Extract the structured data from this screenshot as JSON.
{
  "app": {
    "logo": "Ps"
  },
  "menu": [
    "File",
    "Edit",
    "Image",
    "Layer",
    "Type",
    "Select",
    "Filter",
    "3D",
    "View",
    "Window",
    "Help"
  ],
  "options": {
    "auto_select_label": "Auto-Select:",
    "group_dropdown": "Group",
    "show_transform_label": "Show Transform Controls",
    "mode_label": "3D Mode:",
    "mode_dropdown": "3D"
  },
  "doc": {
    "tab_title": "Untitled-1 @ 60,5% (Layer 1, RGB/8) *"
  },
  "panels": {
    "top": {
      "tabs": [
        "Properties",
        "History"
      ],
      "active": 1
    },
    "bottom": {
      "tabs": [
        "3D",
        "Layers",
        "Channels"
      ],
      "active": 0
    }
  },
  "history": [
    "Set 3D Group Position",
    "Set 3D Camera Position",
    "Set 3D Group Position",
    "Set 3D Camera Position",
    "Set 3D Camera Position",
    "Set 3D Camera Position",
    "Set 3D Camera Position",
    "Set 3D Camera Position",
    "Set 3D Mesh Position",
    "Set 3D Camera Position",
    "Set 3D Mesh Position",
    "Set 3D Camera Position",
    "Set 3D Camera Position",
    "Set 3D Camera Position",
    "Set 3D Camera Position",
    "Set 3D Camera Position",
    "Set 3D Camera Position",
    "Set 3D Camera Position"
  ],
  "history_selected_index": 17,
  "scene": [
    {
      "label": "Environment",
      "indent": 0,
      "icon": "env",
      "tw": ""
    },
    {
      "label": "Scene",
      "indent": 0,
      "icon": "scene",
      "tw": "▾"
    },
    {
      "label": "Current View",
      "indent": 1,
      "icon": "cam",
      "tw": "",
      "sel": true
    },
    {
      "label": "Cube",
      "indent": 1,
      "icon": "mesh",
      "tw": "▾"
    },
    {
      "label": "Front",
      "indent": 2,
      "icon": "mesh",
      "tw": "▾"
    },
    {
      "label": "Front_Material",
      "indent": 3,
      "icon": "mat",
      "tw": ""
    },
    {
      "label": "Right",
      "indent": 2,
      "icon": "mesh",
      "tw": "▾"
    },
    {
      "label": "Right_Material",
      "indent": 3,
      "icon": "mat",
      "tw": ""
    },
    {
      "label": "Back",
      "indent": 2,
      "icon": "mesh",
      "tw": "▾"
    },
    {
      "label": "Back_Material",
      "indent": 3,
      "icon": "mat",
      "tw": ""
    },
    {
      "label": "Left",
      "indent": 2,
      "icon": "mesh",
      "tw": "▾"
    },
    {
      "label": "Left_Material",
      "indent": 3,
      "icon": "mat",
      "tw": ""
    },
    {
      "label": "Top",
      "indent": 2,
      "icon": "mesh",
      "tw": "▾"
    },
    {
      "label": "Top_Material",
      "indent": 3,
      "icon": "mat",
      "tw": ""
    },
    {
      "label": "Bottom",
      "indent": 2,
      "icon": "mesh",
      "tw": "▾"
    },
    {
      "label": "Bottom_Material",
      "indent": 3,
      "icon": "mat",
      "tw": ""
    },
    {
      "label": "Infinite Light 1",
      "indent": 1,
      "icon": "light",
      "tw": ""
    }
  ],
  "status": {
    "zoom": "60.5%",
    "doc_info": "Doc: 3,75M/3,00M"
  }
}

☆ ☆ ☆ ☆ ☆ ☆ ☆

_Task prompt:_
Take the lines above and retype all of them exactly.

_Reply:_
Extract the structured data from this screenshot as JSON.
{
  "app": {
    "logo": "Ps"
  },
  "menu": [
    "File",
    "Edit",
    "Image",
    "Layer",
    "Type",
    "Select",
    "Filter",
    "3D",
    "View",
    "Window",
    "Help"
  ],
  "options": {
    "auto_select_label": "Auto-Select:",
    "group_dropdown": "Group",
    "show_transform_label": "Show Transform Controls",
    "mode_label": "3D Mode:",
    "mode_dropdown": "3D"
  },
  "doc": {
    "tab_title": "Untitled-1 @ 60,5% (Layer 1, RGB/8) *"
  },
  "panels": {
    "top": {
      "tabs": [
        "Properties",
        "History"
      ],
      "active": 1
    },
    "bottom": {
      "tabs": [
        "3D",
        "Layers",
        "Channels"
      ],
      "active": 0
    }
  },
  "history": [
    "Set 3D Group Position",
    "Set 3D Camera Position",
    "Set 3D Group Position",
    "Set 3D Camera Position",
    "Set 3D Camera Position",
    "Set 3D Camera Position",
    "Set 3D Camera Position",
    "Set 3D Camera Position",
    "Set 3D Mesh Position",
    "Set 3D Camera Position",
    "Set 3D Mesh Position",
    "Set 3D Camera Position",
    "Set 3D Camera Position",
    "Set 3D Camera Position",
    "Set 3D Camera Position",
    "Set 3D Camera Position",
    "Set 3D Camera Position",
    "Set 3D Camera Position"
  ],
  "history_selected_index": 17,
  "scene": [
    {
      "label": "Environment",
      "indent": 0,
      "icon": "env",
      "tw": ""
    },
    {
      "label": "Scene",
      "indent": 0,
      "icon": "scene",
      "tw": "▾"
    },
    {
      "label": "Current View",
      "indent": 1,
      "icon": "cam",
      "tw": "",
      "sel": true
    },
    {
      "label": "Cube",
      "indent": 1,
      "icon": "mesh",
      "tw": "▾"
    },
    {
      "label": "Front",
      "indent": 2,
      "icon": "mesh",
      "tw": "▾"
    },
    {
      "label": "Front_Material",
      "indent": 3,
      "icon": "mat",
      "tw": ""
    },
    {
      "label": "Right",
      "indent": 2,
      "icon": "mesh",
      "tw": "▾"
    },
    {
      "label": "Right_Material",
      "indent": 3,
      "icon": "mat",
      "tw": ""
    },
    {
      "label": "Back",
      "indent": 2,
      "icon": "mesh",
      "tw": "▾"
    },
    {
      "label": "Back_Material",
      "indent": 3,
      "icon": "mat",
      "tw": ""
    },
    {
      "label": "Left",
      "indent": 2,
      "icon": "mesh",
      "tw": "▾"
    },
    {
      "label": "Left_Material",
      "indent": 3,
      "icon": "mat",
      "tw": ""
    },
    {
      "label": "Top",
      "indent": 2,
      "icon": "mesh",
      "tw": "▾"
    },
    {
      "label": "Top_Material",
      "indent": 3,
      "icon": "mat",
      "tw": ""
    },
    {
      "label": "Bottom",
      "indent": 2,
      "icon": "mesh",
      "tw": "▾"
    },
    {
      "label": "Bottom_Material",
      "indent": 3,
      "icon": "mat",
      "tw": ""
    },
    {
      "label": "Infinite Light 1",
      "indent": 1,
      "icon": "light",
      "tw": ""
    }
  ],
  "status": {
    "zoom": "60.5%",
    "doc_info": "Doc: 3,75M/3,00M"
  }
}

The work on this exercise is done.